### What needs to be done
Repeat the whole listing below, word for word.

§ §

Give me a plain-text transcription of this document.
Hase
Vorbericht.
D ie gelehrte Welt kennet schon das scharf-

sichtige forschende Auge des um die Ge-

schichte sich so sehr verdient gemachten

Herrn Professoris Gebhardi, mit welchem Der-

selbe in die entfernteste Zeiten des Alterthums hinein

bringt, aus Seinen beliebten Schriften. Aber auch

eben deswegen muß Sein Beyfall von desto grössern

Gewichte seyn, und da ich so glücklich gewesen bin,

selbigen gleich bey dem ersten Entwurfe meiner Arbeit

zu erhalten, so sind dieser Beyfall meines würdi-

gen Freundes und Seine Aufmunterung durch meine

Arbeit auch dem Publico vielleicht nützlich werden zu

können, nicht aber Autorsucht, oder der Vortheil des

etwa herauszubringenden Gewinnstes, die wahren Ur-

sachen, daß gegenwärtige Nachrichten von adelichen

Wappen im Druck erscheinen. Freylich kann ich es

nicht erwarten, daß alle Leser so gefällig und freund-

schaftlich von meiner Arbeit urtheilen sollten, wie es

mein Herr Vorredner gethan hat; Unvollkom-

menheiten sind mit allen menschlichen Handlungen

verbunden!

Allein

§ §

### Response to this task
Give me a plain-text transcription of this document.
Hase
Vorbericht.
D ie gelehrte Welt kennet schon das scharf-

sichtige forschende Auge des um die Ge-

schichte sich so sehr verdient gemachten

Herrn Professoris Gebhardi, mit welchem Der-

selbe in die entfernteste Zeiten des Alterthums hinein

bringt, aus Seinen beliebten Schriften. Aber auch

eben deswegen muß Sein Beyfall von desto grössern

Gewichte seyn, und da ich so glücklich gewesen bin,

selbigen gleich bey dem ersten Entwurfe meiner Arbeit

zu erhalten, so sind dieser Beyfall meines würdi-

gen Freundes und Seine Aufmunterung durch meine

Arbeit auch dem Publico vielleicht nützlich werden zu

können, nicht aber Autorsucht, oder der Vortheil des

etwa herauszubringenden Gewinnstes, die wahren Ur-

sachen, daß gegenwärtige Nachrichten von adelichen

Wappen im Druck erscheinen. Freylich kann ich es

nicht erwarten, daß alle Leser so gefällig und freund-

schaftlich von meiner Arbeit urtheilen sollten, wie es

mein Herr Vorredner gethan hat; Unvollkom-

menheiten sind mit allen menschlichen Handlungen

verbunden!

Allein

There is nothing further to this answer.